(Extracted data entries)
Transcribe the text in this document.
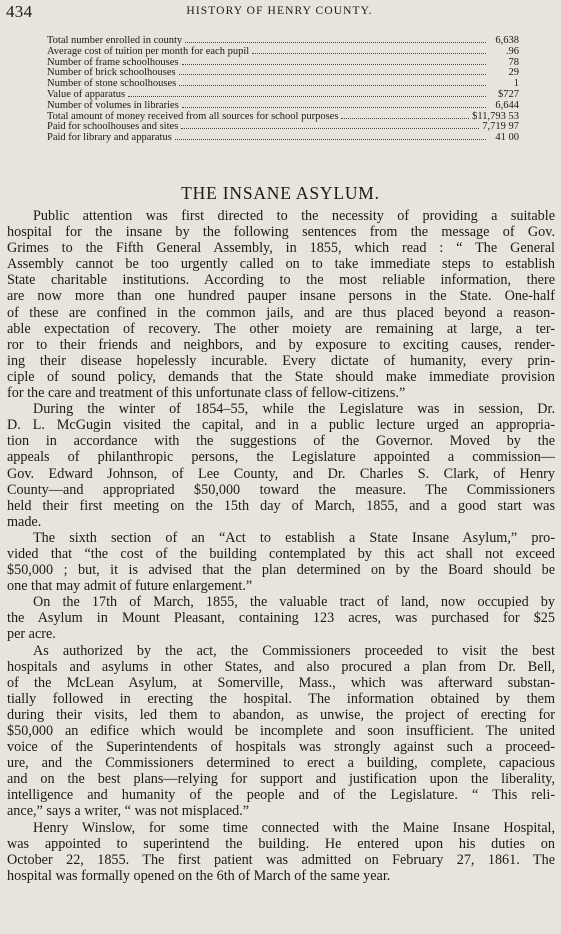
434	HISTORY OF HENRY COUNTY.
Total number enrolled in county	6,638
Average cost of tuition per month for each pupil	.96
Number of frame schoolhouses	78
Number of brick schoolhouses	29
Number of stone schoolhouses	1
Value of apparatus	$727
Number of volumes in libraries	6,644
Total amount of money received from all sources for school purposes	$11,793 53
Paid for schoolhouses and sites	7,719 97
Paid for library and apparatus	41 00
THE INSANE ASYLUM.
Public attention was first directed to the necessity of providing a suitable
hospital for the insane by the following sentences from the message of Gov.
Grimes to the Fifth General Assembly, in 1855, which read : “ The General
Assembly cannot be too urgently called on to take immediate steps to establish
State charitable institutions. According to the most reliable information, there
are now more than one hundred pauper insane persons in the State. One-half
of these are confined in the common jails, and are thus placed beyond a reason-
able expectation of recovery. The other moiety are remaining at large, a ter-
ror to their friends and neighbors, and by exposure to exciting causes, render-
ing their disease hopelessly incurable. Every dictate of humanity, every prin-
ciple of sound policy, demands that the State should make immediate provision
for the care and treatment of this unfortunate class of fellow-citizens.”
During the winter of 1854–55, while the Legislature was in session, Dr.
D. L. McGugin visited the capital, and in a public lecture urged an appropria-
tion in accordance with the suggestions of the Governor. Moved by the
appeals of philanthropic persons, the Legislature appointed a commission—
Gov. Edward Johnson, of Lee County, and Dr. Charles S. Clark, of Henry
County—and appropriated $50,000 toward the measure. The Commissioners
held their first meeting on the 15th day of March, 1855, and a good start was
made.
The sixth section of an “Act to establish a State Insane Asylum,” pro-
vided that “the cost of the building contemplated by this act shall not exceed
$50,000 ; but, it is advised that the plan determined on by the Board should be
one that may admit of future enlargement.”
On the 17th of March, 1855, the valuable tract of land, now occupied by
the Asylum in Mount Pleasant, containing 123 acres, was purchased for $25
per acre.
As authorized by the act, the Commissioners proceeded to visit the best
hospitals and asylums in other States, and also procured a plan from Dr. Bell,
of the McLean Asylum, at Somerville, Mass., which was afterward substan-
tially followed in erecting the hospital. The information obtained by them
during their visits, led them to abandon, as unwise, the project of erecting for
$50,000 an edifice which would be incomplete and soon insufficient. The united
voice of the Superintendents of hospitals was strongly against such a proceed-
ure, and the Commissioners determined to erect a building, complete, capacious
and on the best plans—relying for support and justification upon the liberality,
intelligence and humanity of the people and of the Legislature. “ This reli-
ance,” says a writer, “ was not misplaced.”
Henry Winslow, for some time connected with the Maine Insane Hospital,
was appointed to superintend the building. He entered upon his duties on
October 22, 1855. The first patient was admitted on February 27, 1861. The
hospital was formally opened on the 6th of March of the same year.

* * *

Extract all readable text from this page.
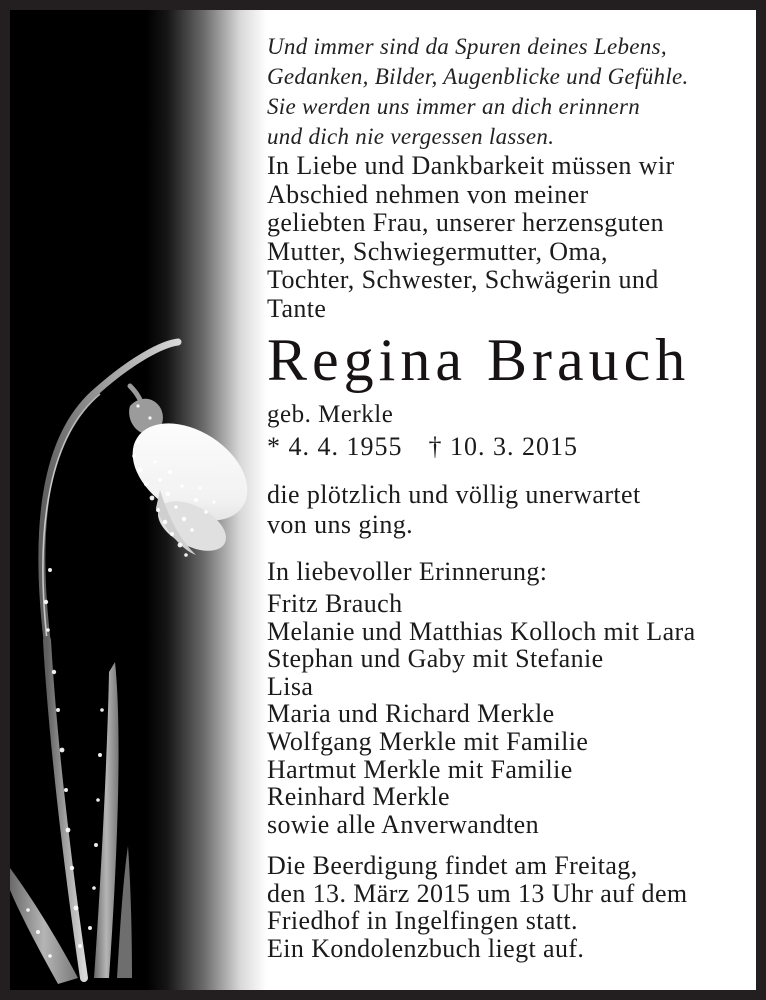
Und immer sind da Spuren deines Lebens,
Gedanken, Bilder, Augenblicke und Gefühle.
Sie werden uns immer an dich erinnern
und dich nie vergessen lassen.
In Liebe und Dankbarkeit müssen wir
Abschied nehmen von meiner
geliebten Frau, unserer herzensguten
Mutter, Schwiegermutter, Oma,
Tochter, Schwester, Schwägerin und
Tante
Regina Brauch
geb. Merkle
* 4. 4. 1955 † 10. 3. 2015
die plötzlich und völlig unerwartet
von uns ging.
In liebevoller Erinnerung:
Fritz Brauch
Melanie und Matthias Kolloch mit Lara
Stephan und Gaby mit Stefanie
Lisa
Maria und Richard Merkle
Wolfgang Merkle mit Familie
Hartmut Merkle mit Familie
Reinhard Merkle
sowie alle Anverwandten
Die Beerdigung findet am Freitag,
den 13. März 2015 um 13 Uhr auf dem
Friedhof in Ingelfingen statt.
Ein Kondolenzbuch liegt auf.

• What needs to be done: Report back each line of the entries that holds the string "best".

• Exercise output:
As authorized by the act, the Commissioners proceeded to visit the best
and on the best plans—relying for support and justification upon the liberality,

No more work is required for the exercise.